Task prompt —
Restate the records below word for word.

── Data rows ──

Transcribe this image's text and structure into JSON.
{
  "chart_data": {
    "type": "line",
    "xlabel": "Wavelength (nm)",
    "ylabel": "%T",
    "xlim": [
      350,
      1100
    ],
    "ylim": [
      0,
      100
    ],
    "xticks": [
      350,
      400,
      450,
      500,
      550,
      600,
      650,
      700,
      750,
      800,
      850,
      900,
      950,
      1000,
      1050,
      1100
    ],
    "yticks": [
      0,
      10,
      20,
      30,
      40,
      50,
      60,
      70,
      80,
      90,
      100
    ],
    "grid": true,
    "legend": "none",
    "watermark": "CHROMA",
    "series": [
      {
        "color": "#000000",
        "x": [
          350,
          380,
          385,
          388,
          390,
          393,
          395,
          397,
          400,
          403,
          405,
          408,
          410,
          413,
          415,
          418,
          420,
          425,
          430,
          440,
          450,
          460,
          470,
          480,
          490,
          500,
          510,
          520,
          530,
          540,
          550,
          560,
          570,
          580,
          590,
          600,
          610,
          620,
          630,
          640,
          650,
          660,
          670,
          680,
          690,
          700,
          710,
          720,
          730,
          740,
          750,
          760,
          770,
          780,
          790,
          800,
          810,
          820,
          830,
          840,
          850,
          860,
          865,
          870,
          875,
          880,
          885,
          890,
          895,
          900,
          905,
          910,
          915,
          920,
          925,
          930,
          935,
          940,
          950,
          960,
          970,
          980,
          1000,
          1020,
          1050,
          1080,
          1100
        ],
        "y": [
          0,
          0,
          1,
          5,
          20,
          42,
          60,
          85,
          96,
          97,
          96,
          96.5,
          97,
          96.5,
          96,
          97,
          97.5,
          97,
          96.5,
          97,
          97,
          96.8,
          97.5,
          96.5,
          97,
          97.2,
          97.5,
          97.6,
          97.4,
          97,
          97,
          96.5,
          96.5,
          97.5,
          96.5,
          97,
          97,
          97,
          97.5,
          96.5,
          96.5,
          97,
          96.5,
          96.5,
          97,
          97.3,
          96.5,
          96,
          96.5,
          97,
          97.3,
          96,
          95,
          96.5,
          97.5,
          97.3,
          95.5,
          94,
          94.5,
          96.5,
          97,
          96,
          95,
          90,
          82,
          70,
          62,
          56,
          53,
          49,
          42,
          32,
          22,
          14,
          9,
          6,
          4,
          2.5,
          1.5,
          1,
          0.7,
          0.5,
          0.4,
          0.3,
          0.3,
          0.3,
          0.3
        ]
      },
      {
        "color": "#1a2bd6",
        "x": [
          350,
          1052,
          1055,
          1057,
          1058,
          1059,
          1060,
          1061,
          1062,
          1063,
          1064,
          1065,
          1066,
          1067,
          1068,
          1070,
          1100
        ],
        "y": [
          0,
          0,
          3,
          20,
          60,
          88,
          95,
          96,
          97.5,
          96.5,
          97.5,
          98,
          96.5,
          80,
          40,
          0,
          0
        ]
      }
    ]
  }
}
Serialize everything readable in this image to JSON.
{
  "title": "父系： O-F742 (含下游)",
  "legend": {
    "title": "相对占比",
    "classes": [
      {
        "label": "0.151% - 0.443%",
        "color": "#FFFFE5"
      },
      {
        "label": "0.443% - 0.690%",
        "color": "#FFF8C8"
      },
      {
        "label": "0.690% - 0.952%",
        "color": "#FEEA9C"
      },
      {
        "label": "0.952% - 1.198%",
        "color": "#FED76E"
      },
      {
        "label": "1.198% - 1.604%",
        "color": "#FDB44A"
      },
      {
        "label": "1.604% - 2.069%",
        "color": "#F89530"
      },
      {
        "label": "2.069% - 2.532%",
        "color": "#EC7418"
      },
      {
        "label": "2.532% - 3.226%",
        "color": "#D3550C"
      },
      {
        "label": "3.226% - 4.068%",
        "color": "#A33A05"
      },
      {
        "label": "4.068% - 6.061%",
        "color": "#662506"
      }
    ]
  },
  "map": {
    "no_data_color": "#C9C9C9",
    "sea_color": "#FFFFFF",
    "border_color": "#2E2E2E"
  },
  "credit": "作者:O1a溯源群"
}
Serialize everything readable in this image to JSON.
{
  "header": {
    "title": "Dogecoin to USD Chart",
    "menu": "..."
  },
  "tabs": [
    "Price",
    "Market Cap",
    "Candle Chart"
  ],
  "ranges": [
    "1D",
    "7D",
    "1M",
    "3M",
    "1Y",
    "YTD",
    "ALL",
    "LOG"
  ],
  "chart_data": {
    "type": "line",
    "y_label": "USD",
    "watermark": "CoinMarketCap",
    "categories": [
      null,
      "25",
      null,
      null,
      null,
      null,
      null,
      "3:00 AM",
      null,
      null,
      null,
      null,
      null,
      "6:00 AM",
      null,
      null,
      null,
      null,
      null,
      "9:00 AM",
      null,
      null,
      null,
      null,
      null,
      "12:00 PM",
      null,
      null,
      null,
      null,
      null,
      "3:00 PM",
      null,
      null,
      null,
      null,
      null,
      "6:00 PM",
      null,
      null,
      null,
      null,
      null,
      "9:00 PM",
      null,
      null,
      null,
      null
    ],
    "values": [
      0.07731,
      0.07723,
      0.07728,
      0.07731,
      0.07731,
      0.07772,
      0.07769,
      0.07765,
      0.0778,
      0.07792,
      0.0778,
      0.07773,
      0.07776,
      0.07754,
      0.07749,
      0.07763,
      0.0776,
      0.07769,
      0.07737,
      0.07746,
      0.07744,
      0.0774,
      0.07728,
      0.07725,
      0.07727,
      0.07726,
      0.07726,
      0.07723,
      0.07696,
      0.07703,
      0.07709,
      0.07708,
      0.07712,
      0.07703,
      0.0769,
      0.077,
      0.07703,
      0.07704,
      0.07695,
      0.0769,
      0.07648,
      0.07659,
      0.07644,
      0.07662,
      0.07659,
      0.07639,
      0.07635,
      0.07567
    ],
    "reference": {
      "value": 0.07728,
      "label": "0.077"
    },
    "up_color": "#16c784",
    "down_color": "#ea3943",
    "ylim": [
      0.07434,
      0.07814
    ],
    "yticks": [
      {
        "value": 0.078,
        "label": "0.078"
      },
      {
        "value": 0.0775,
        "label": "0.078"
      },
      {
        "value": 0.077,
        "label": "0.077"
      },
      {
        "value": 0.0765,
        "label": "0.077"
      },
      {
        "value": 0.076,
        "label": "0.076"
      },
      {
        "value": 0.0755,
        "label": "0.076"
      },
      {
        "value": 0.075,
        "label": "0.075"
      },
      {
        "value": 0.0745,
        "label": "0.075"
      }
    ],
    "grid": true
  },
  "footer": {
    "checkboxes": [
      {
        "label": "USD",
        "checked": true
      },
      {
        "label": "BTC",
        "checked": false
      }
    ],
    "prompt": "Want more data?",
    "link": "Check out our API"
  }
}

───

Task response —
Transcribe this image's text and structure into JSON.
{
  "chart_data": {
    "type": "line",
    "xlabel": "Wavelength (nm)",
    "ylabel": "%T",
    "xlim": [
      350,
      1100
    ],
    "ylim": [
      0,
      100
    ],
    "xticks": [
      350,
      400,
      450,
      500,
      550,
      600,
      650,
      700,
      750,
      800,
      850,
      900,
      950,
      1000,
      1050,
      1100
    ],
    "yticks": [
      0,
      10,
      20,
      30,
      40,
      50,
      60,
      70,
      80,
      90,
      100
    ],
    "grid": true,
    "legend": "none",
    "watermark": "CHROMA",
    "series": [
      {
        "color": "#000000",
        "x": [
          350,
          380,
          385,
          388,
          390,
          393,
          395,
          397,
          400,
          403,
          405,
          408,
          410,
          413,
          415,
          418,
          420,
          425,
          430,
          440,
          450,
          460,
          470,
          480,
          490,
          500,
          510,
          520,
          530,
          540,
          550,
          560,
          570,
          580,
          590,
          600,
          610,
          620,
          630,
          640,
          650,
          660,
          670,
          680,
          690,
          700,
          710,
          720,
          730,
          740,
          750,
          760,
          770,
          780,
          790,
          800,
          810,
          820,
          830,
          840,
          850,
          860,
          865,
          870,
          875,
          880,
          885,
          890,
          895,
          900,
          905,
          910,
          915,
          920,
          925,
          930,
          935,
          940,
          950,
          960,
          970,
          980,
          1000,
          1020,
          1050,
          1080,
          1100
        ],
        "y": [
          0,
          0,
          1,
          5,
          20,
          42,
          60,
          85,
          96,
          97,
          96,
          96.5,
          97,
          96.5,
          96,
          97,
          97.5,
          97,
          96.5,
          97,
          97,
          96.8,
          97.5,
          96.5,
          97,
          97.2,
          97.5,
          97.6,
          97.4,
          97,
          97,
          96.5,
          96.5,
          97.5,
          96.5,
          97,
          97,
          97,
          97.5,
          96.5,
          96.5,
          97,
          96.5,
          96.5,
          97,
          97.3,
          96.5,
          96,
          96.5,
          97,
          97.3,
          96,
          95,
          96.5,
          97.5,
          97.3,
          95.5,
          94,
          94.5,
          96.5,
          97,
          96,
          95,
          90,
          82,
          70,
          62,
          56,
          53,
          49,
          42,
          32,
          22,
          14,
          9,
          6,
          4,
          2.5,
          1.5,
          1,
          0.7,
          0.5,
          0.4,
          0.3,
          0.3,
          0.3,
          0.3
        ]
      },
      {
        "color": "#1a2bd6",
        "x": [
          350,
          1052,
          1055,
          1057,
          1058,
          1059,
          1060,
          1061,
          1062,
          1063,
          1064,
          1065,
          1066,
          1067,
          1068,
          1070,
          1100
        ],
        "y": [
          0,
          0,
          3,
          20,
          60,
          88,
          95,
          96,
          97.5,
          96.5,
          97.5,
          98,
          96.5,
          80,
          40,
          0,
          0
        ]
      }
    ]
  }
}
Serialize everything readable in this image to JSON.
{
  "title": "父系： O-F742 (含下游)",
  "legend": {
    "title": "相对占比",
    "classes": [
      {
        "label": "0.151% - 0.443%",
        "color": "#FFFFE5"
      },
      {
        "label": "0.443% - 0.690%",
        "color": "#FFF8C8"
      },
      {
        "label": "0.690% - 0.952%",
        "color": "#FEEA9C"
      },
      {
        "label": "0.952% - 1.198%",
        "color": "#FED76E"
      },
      {
        "label": "1.198% - 1.604%",
        "color": "#FDB44A"
      },
      {
        "label": "1.604% - 2.069%",
        "color": "#F89530"
      },
      {
        "label": "2.069% - 2.532%",
        "color": "#EC7418"
      },
      {
        "label": "2.532% - 3.226%",
        "color": "#D3550C"
      },
      {
        "label": "3.226% - 4.068%",
        "color": "#A33A05"
      },
      {
        "label": "4.068% - 6.061%",
        "color": "#662506"
      }
    ]
  },
  "map": {
    "no_data_color": "#C9C9C9",
    "sea_color": "#FFFFFF",
    "border_color": "#2E2E2E"
  },
  "credit": "作者:O1a溯源群"
}
Serialize everything readable in this image to JSON.
{
  "header": {
    "title": "Dogecoin to USD Chart",
    "menu": "..."
  },
  "tabs": [
    "Price",
    "Market Cap",
    "Candle Chart"
  ],
  "ranges": [
    "1D",
    "7D",
    "1M",
    "3M",
    "1Y",
    "YTD",
    "ALL",
    "LOG"
  ],
  "chart_data": {
    "type": "line",
    "y_label": "USD",
    "watermark": "CoinMarketCap",
    "categories": [
      null,
      "25",
      null,
      null,
      null,
      null,
      null,
      "3:00 AM",
      null,
      null,
      null,
      null,
      null,
      "6:00 AM",
      null,
      null,
      null,
      null,
      null,
      "9:00 AM",
      null,
      null,
      null,
      null,
      null,
      "12:00 PM",
      null,
      null,
      null,
      null,
      null,
      "3:00 PM",
      null,
      null,
      null,
      null,
      null,
      "6:00 PM",
      null,
      null,
      null,
      null,
      null,
      "9:00 PM",
      null,
      null,
      null,
      null
    ],
    "values": [
      0.07731,
      0.07723,
      0.07728,
      0.07731,
      0.07731,
      0.07772,
      0.07769,
      0.07765,
      0.0778,
      0.07792,
      0.0778,
      0.07773,
      0.07776,
      0.07754,
      0.07749,
      0.07763,
      0.0776,
      0.07769,
      0.07737,
      0.07746,
      0.07744,
      0.0774,
      0.07728,
      0.07725,
      0.07727,
      0.07726,
      0.07726,
      0.07723,
      0.07696,
      0.07703,
      0.07709,
      0.07708,
      0.07712,
      0.07703,
      0.0769,
      0.077,
      0.07703,
      0.07704,
      0.07695,
      0.0769,
      0.07648,
      0.07659,
      0.07644,
      0.07662,
      0.07659,
      0.07639,
      0.07635,
      0.07567
    ],
    "reference": {
      "value": 0.07728,
      "label": "0.077"
    },
    "up_color": "#16c784",
    "down_color": "#ea3943",
    "ylim": [
      0.07434,
      0.07814
    ],
    "yticks": [
      {
        "value": 0.078,
        "label": "0.078"
      },
      {
        "value": 0.0775,
        "label": "0.078"
      },
      {
        "value": 0.077,
        "label": "0.077"
      },
      {
        "value": 0.0765,
        "label": "0.077"
      },
      {
        "value": 0.076,
        "label": "0.076"
      },
      {
        "value": 0.0755,
        "label": "0.076"
      },
      {
        "value": 0.075,
        "label": "0.075"
      },
      {
        "value": 0.0745,
        "label": "0.075"
      }
    ],
    "grid": true
  },
  "footer": {
    "checkboxes": [
      {
        "label": "USD",
        "checked": true
      },
      {
        "label": "BTC",
        "checked": false
      }
    ],
    "prompt": "Want more data?",
    "link": "Check out our API"
  }
}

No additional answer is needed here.